▶ [Problem requirements]: Pull out every line with the word "value" from the entries below.

▶ [Data shown]:
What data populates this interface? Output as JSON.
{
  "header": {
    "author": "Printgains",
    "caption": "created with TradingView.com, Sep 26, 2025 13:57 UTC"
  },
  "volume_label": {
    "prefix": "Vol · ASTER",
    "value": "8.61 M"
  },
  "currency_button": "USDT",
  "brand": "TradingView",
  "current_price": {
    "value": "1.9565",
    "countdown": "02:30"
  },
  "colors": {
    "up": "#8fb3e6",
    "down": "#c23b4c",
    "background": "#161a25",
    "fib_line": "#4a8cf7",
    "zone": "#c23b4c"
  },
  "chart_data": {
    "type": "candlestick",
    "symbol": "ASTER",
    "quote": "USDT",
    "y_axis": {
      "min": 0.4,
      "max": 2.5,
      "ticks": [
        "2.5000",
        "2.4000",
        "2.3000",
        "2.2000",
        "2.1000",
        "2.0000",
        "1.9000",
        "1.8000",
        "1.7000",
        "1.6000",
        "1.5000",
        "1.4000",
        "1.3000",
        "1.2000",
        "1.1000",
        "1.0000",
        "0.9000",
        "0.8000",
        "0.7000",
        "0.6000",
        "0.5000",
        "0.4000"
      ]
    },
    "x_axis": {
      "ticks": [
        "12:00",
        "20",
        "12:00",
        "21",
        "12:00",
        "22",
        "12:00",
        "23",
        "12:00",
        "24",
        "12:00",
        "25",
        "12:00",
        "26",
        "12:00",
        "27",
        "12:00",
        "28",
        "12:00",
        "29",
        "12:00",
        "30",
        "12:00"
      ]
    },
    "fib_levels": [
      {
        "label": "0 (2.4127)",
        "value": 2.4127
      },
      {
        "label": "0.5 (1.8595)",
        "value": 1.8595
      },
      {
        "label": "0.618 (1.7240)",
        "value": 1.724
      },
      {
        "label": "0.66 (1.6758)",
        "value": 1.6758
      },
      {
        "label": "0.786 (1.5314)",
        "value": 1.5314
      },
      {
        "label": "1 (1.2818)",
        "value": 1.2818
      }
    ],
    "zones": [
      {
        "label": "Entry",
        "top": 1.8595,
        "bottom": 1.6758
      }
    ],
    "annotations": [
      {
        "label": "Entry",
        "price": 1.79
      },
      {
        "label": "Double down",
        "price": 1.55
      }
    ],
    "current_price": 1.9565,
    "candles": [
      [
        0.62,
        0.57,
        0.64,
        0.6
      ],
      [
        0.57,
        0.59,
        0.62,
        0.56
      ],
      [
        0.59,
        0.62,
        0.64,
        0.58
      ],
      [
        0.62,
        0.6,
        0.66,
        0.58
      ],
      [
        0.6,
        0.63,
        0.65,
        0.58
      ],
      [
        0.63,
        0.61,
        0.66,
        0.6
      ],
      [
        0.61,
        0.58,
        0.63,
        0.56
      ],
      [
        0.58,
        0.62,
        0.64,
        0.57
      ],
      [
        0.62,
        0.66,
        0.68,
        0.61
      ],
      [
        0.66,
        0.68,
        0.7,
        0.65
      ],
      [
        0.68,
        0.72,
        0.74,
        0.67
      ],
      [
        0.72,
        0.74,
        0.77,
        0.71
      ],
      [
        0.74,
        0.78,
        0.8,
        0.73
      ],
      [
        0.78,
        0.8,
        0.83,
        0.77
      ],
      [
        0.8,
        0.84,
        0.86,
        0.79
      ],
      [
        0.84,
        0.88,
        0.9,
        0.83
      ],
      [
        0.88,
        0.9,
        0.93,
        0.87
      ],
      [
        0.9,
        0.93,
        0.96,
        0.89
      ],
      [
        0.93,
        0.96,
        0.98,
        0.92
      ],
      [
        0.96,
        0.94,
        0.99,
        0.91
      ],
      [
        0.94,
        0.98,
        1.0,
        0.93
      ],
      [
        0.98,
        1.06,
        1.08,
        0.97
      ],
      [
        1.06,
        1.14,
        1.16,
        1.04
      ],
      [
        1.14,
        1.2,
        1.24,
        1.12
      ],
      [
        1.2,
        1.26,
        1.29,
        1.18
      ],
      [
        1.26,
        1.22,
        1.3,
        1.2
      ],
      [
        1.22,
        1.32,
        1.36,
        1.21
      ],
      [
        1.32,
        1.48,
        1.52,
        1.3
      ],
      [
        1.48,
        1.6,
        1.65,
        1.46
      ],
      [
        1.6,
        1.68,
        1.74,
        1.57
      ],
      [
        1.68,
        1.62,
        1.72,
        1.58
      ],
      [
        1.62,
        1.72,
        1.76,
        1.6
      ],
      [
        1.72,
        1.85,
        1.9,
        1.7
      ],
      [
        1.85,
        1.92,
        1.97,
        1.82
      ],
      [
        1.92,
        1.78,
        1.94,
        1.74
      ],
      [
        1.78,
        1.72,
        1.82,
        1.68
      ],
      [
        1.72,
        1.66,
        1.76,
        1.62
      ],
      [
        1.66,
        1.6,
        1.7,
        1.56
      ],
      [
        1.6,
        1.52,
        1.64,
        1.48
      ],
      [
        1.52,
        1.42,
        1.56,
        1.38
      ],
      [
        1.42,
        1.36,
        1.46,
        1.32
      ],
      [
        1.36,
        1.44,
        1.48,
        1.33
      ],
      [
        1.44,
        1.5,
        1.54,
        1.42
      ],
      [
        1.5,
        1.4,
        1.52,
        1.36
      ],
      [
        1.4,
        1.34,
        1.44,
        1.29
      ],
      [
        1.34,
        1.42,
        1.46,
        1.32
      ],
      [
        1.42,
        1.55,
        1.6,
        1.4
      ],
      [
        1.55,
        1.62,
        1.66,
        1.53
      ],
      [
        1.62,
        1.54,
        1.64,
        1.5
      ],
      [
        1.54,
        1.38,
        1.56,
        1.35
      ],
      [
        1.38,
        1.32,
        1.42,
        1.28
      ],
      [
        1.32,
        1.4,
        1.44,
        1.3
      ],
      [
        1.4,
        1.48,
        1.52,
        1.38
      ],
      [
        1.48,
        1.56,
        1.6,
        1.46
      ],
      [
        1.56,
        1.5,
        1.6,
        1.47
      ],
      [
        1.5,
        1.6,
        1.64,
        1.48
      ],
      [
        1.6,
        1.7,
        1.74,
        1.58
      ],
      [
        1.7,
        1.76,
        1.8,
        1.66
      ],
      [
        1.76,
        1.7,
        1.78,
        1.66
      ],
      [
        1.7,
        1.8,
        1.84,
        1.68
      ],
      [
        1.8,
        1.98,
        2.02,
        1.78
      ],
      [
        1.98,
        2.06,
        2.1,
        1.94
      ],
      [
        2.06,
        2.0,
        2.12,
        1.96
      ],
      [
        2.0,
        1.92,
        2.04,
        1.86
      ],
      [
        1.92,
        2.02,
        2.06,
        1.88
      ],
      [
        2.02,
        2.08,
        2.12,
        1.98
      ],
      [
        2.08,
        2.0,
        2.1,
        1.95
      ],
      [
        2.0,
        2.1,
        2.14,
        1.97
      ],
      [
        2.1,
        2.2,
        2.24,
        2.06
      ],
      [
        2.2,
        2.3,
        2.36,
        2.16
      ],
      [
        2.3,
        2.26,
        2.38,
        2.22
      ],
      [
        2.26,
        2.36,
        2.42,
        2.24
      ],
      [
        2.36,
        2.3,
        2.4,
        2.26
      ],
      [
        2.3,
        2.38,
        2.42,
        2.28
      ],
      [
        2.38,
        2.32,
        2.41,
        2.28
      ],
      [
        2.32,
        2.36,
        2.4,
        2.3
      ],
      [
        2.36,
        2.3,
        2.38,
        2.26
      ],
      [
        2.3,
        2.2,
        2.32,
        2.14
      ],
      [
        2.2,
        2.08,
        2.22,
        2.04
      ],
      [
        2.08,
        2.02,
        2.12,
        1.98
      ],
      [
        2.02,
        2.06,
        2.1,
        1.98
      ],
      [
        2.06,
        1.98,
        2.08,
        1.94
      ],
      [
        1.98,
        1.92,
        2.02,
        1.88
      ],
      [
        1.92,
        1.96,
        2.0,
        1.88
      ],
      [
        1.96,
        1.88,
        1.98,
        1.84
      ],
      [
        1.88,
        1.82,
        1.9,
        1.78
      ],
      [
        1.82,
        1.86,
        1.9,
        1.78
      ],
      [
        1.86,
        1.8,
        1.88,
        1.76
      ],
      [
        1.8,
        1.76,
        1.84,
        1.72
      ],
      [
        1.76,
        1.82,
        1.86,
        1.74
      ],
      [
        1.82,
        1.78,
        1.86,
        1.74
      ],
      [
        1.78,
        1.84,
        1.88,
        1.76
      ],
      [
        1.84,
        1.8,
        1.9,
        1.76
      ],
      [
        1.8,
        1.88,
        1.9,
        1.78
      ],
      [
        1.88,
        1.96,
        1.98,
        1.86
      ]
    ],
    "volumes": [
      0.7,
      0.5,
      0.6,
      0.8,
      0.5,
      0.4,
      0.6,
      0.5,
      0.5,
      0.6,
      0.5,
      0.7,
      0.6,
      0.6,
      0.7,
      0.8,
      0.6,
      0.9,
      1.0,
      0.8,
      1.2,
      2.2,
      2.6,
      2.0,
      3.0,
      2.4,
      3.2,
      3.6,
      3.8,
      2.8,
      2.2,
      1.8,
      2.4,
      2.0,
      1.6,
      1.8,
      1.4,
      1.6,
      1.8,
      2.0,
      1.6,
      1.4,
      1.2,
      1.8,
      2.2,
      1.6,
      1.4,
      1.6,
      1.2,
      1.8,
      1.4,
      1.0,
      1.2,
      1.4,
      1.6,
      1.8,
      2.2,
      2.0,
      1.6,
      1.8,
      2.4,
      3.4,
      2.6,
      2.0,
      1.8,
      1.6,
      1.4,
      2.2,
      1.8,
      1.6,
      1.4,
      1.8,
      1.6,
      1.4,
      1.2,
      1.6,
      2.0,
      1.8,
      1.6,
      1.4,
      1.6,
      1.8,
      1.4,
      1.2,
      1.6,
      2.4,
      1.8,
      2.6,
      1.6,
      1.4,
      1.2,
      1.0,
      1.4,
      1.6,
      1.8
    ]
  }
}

▶ [Answer to this exercise]:
    "value": "8.61 M"
    "value": "1.9565",
        "value": 2.4127
        "value": 1.8595
        "value": 1.724
        "value": 1.6758
        "value": 1.5314
        "value": 1.2818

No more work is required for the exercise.